Saved data entries
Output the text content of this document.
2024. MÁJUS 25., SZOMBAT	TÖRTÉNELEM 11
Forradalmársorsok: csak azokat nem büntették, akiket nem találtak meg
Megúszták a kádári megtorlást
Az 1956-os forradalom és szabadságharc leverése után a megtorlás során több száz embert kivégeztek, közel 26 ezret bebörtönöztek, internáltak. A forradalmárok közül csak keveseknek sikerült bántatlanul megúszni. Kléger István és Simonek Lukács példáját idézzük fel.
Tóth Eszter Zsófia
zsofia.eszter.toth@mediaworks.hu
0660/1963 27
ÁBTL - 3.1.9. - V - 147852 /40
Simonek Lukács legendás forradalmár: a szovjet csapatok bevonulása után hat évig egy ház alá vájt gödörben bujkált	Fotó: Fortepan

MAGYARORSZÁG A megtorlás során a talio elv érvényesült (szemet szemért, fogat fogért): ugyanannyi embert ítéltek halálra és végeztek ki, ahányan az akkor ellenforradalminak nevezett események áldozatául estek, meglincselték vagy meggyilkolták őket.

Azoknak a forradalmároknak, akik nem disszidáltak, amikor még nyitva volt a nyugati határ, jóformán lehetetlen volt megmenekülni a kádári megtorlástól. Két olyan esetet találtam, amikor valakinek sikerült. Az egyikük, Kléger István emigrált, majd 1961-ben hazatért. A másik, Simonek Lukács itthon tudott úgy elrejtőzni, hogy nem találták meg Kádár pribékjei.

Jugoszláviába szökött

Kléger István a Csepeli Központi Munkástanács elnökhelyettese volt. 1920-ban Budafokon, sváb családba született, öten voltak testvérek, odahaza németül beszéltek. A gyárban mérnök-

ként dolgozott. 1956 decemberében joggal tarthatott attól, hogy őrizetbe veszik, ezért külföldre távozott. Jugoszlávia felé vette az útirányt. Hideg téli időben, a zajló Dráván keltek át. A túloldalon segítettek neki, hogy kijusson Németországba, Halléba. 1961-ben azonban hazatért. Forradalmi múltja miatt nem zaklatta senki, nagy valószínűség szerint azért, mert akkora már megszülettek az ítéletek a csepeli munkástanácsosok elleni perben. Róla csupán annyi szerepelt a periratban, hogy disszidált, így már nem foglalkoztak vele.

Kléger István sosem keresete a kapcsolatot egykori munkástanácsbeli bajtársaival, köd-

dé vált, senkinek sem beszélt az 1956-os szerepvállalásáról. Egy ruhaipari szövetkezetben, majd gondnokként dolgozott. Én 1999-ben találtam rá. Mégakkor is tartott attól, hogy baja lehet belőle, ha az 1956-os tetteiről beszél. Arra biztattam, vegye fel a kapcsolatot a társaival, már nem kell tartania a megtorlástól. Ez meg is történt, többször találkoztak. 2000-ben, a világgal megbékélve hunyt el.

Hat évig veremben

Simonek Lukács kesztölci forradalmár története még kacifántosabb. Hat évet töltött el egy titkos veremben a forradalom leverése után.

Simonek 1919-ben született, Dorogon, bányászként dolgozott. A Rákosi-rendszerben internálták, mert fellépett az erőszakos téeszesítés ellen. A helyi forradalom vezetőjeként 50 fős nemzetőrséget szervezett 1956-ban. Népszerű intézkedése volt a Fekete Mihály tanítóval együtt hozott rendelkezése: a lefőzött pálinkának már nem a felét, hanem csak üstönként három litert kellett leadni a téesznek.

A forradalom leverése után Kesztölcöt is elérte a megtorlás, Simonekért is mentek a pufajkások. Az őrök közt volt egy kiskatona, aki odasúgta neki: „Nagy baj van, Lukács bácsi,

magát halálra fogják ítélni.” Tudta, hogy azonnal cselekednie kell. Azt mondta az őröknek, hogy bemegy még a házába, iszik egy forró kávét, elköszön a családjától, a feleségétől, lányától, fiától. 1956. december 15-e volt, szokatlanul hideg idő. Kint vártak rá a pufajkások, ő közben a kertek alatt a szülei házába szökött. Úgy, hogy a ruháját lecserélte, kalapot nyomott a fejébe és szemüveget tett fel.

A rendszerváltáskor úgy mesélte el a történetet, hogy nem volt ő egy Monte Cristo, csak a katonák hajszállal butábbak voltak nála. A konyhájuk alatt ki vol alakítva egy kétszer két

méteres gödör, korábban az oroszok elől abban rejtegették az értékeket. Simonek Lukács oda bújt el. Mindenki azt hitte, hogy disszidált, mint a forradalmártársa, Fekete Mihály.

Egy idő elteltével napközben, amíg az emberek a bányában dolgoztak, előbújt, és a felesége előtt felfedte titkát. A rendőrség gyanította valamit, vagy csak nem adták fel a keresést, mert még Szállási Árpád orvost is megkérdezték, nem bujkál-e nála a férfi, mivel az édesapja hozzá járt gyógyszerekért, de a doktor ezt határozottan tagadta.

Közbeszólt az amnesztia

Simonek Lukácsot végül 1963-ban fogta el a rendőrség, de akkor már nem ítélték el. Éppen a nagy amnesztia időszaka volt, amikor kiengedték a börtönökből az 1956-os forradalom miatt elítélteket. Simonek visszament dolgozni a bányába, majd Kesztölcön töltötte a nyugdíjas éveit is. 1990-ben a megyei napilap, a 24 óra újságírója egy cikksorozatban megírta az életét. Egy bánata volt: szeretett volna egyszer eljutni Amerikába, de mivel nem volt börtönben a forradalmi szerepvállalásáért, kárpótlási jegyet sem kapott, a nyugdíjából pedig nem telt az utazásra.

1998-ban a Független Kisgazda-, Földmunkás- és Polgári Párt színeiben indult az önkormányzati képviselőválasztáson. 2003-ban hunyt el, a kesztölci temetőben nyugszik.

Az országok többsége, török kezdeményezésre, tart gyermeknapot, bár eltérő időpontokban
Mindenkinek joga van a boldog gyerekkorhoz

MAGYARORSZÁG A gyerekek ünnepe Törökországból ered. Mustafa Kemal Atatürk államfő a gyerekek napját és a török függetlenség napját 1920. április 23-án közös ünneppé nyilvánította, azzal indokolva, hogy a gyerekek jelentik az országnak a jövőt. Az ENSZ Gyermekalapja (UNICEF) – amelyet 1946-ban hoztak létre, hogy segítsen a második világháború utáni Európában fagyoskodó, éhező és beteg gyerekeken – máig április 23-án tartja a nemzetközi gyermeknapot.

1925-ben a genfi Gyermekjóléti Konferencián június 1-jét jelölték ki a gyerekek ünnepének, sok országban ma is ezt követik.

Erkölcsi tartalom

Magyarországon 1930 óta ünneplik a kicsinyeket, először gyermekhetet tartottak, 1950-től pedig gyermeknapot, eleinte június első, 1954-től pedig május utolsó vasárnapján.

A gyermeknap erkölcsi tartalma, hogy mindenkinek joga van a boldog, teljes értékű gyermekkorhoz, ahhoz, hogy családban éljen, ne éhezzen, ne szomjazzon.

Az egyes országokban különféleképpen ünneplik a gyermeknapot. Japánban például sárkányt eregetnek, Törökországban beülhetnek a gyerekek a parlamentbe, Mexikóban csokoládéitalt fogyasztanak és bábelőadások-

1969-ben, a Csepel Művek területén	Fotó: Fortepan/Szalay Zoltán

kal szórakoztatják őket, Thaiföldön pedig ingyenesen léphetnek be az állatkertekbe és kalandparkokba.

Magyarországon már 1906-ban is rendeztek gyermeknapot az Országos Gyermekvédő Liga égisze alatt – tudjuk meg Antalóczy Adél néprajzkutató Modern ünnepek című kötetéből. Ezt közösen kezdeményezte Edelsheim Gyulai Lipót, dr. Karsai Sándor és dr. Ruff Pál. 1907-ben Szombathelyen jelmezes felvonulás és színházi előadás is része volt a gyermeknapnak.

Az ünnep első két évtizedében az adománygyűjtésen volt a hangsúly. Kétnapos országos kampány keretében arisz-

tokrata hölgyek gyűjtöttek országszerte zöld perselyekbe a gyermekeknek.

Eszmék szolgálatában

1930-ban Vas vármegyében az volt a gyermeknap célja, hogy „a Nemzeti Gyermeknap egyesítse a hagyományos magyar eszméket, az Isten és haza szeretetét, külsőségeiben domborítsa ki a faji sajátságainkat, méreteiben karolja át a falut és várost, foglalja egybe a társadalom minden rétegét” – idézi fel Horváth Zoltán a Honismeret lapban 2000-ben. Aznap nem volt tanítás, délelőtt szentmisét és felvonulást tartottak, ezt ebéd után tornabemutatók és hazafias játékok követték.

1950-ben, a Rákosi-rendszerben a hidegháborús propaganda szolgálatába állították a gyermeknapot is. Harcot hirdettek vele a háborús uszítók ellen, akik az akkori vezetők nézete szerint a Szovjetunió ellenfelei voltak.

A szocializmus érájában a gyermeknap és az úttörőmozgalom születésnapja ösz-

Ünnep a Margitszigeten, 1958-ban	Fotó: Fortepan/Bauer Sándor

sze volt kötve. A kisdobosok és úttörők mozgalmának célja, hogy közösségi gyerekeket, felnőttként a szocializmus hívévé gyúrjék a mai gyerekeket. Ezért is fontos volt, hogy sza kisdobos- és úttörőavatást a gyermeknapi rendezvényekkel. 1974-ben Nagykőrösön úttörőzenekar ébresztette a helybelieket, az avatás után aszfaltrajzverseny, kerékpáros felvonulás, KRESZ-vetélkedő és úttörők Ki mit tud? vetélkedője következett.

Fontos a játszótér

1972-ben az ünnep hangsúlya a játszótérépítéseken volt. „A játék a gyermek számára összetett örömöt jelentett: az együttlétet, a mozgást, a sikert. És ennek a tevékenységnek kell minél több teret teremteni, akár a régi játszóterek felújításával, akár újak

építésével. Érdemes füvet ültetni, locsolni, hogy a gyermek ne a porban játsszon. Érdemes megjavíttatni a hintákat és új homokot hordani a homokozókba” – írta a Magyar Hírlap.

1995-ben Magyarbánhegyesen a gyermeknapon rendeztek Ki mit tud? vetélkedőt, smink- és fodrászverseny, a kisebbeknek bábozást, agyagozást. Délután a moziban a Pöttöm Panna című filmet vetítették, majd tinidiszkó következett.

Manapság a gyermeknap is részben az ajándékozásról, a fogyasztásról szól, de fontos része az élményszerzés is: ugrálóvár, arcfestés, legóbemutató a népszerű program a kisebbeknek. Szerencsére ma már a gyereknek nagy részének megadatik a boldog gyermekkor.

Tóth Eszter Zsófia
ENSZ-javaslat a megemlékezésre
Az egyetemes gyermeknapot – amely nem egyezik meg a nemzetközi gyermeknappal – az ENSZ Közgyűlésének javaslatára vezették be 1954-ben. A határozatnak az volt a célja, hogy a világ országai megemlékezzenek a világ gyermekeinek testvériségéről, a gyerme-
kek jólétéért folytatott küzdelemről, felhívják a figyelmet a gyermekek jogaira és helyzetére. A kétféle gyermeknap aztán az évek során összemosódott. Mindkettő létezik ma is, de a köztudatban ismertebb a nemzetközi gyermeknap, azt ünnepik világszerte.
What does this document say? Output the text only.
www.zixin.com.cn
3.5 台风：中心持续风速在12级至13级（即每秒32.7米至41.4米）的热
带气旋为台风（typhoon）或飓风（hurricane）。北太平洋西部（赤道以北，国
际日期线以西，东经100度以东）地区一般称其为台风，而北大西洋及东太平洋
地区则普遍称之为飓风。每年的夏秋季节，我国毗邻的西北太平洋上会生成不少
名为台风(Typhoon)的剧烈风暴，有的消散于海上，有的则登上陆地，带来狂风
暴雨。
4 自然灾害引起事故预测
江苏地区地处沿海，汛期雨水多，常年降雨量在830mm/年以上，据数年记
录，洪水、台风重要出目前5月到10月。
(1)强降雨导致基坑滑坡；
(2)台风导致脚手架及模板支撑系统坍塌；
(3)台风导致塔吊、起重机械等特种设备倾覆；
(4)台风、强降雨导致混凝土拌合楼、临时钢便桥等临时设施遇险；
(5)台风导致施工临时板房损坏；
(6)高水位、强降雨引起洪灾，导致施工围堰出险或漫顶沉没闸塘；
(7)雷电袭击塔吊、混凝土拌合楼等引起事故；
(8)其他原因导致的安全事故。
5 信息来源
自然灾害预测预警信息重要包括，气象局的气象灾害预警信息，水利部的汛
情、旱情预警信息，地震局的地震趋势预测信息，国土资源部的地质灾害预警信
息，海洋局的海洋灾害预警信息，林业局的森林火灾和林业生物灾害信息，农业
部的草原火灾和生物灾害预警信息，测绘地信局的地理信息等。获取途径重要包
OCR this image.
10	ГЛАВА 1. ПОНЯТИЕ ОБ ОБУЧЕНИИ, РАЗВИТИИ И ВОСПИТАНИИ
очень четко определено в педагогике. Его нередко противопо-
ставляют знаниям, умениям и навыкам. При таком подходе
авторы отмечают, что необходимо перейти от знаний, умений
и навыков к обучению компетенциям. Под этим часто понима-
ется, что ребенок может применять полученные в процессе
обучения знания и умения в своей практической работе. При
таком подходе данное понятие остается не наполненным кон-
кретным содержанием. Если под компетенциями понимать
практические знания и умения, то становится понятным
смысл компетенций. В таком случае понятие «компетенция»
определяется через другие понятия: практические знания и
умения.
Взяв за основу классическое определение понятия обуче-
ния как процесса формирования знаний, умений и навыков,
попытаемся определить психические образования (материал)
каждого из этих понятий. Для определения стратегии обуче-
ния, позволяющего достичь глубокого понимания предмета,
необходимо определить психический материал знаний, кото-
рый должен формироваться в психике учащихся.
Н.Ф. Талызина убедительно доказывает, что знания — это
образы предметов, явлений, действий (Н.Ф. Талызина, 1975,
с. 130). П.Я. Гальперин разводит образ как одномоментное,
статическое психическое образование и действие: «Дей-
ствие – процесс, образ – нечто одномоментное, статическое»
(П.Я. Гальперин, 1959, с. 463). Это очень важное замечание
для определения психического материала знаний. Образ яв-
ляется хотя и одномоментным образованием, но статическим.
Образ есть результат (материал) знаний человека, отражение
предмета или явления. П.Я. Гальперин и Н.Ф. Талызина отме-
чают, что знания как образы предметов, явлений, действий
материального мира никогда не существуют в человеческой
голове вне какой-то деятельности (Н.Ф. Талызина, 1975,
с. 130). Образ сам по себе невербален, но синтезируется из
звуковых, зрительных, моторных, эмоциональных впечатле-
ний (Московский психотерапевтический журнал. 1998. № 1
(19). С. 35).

Task to complete →
Copy whichever lines in the listing above contain the word "szerint".

Answer to this exercise →
ként dolgozott. 1956 decemberében joggal tarthatott attól, hogy őrizetbe veszik, ezért külföldre távozott. Jugoszlávia felé vette az útirányt. Hideg téli időben, a zajló Dráván keltek át. A túloldalon segítettek neki, hogy kijusson Németországba, Halléba. 1961-ben azonban hazatért. Forradalmi múltja miatt nem zaklatta senki, nagy valószínűség szerint azért, mert akkora már megszülettek az ítéletek a csepeli munkástanácsosok elleni perben. Róla csupán annyi szerepelt a periratban, hogy disszidált, így már nem foglalkoztak vele.
1950-ben, a Rákosi-rendszerben a hidegháborús propaganda szolgálatába állították a gyermeknapot is. Harcot hirdettek vele a háborús uszítók ellen, akik az akkori vezetők nézete szerint a Szovjetunió ellenfelei voltak.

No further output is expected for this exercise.